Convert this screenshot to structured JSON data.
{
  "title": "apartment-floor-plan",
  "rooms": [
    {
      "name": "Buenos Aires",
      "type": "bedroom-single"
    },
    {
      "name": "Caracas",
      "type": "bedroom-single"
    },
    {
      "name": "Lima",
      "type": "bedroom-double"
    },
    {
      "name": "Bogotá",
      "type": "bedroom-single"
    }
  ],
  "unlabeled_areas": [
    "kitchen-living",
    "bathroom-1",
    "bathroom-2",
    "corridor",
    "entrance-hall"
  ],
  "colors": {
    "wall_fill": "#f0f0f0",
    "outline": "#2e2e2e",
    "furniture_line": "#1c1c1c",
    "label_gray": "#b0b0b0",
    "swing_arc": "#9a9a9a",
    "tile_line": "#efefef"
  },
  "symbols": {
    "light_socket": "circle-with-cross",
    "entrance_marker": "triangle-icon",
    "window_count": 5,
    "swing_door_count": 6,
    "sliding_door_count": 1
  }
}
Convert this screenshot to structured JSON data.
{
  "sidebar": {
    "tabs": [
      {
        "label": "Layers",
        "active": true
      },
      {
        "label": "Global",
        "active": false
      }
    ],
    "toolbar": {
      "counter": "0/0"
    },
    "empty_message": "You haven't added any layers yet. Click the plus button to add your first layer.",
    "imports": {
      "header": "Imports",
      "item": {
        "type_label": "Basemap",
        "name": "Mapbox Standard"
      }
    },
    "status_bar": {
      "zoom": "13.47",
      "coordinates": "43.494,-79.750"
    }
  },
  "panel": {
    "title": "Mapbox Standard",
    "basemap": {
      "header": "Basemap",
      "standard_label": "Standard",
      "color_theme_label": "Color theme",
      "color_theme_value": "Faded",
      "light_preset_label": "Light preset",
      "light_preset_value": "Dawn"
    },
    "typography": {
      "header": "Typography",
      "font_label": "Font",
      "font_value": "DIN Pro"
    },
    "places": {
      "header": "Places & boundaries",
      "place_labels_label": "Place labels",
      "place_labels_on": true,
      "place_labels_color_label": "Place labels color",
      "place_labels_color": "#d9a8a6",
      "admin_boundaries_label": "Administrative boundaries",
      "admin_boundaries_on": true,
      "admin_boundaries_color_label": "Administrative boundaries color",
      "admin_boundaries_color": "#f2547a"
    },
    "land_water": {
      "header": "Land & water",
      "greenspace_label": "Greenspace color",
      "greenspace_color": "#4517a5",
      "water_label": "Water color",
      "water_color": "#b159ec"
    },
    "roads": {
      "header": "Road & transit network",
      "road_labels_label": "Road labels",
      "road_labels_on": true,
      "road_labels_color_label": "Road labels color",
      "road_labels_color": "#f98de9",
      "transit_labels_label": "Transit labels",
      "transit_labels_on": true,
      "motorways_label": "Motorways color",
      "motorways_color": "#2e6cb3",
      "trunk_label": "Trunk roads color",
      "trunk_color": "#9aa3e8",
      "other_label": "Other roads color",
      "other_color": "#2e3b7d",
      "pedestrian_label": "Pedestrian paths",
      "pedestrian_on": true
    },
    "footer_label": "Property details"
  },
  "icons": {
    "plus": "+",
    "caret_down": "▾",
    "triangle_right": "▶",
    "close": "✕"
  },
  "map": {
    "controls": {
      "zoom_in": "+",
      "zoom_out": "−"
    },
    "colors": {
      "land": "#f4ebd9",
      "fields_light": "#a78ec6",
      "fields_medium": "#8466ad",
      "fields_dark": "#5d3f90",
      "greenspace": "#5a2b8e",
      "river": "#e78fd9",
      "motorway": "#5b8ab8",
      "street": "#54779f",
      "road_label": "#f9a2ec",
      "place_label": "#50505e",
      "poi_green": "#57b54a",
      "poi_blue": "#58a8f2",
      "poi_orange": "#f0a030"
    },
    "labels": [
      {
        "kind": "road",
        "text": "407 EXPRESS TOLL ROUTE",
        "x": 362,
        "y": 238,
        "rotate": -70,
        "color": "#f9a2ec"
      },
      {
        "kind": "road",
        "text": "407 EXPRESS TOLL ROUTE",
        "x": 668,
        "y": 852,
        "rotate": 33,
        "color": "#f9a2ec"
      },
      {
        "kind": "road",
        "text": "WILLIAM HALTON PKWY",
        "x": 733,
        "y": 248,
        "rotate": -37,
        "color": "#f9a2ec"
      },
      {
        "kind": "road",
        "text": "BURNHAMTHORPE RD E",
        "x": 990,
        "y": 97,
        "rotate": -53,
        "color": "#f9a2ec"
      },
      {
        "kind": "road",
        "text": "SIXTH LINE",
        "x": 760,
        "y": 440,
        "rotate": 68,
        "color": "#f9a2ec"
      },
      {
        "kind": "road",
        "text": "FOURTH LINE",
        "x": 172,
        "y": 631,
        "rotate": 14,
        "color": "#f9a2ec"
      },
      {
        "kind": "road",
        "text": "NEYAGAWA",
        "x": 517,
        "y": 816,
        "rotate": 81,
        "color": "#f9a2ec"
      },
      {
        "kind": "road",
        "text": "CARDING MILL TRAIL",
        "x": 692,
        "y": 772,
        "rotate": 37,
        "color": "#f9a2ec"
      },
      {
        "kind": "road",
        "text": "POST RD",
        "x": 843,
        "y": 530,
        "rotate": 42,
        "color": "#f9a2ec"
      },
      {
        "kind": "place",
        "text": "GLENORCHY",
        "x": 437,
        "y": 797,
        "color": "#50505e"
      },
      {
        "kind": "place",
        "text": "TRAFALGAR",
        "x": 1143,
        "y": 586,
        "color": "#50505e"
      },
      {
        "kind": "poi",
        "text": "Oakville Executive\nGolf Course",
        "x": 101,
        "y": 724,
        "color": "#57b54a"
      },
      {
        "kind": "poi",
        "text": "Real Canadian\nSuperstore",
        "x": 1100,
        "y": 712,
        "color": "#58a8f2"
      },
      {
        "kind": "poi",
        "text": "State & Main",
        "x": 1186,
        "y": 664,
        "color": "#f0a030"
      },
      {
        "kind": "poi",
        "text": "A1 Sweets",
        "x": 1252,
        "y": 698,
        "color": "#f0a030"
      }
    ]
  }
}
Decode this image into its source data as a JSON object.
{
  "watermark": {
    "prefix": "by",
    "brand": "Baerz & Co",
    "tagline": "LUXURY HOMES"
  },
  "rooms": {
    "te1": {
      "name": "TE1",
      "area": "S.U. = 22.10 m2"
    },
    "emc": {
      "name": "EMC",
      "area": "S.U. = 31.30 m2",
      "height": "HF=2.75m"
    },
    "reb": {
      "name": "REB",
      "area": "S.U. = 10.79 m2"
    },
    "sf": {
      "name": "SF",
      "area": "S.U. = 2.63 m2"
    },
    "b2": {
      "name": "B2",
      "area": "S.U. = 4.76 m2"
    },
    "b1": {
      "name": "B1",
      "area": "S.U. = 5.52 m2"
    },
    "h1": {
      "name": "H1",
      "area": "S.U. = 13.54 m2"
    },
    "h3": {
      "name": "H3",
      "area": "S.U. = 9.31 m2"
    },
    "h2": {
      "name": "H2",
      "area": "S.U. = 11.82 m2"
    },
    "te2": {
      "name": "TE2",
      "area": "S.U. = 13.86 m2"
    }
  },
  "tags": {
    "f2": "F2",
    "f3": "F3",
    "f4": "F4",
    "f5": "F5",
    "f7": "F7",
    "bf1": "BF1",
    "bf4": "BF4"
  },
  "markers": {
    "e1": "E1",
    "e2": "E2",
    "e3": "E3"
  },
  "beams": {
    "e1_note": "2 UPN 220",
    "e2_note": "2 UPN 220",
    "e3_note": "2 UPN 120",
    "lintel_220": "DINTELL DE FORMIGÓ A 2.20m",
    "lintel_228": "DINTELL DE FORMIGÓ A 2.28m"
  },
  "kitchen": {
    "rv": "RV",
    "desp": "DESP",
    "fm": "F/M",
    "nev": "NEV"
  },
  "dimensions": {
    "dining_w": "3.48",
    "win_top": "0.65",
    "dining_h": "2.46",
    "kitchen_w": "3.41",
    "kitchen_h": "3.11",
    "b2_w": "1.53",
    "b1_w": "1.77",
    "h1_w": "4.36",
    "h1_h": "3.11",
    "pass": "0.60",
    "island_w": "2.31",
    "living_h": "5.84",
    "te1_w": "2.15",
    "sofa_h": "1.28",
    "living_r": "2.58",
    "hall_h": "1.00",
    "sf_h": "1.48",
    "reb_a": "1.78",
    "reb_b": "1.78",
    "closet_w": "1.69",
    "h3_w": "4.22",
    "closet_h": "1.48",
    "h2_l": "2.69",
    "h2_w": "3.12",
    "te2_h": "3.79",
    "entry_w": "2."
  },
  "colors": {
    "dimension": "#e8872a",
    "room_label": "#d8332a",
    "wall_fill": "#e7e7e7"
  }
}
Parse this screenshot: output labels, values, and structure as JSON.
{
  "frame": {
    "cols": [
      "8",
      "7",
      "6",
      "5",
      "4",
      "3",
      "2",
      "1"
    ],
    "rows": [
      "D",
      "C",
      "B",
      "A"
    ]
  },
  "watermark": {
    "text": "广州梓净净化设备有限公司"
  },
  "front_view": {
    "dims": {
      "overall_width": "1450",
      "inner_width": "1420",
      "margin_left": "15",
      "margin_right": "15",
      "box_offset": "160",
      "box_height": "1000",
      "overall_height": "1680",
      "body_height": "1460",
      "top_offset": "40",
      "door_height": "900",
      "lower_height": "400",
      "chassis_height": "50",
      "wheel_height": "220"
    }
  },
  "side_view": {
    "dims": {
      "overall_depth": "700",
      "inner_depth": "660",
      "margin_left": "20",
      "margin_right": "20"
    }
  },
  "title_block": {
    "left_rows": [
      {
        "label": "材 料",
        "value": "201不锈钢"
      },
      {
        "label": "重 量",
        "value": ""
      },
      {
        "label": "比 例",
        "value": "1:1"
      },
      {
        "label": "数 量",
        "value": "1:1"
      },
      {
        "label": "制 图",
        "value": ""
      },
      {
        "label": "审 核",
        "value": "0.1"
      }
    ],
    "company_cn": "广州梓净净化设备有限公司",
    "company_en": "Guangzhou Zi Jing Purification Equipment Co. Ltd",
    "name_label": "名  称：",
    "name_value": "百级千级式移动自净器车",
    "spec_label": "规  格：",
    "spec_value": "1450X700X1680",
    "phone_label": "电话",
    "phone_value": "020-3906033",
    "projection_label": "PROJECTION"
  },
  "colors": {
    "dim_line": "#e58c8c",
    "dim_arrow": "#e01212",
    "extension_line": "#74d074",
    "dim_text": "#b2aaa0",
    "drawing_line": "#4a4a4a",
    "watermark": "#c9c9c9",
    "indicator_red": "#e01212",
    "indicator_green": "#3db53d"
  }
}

_PROBLEM DESCRIPTION_. Above are some records. Report the number of their lines that include "JSON", and add nothing else.

_TASK ANSWER_. 4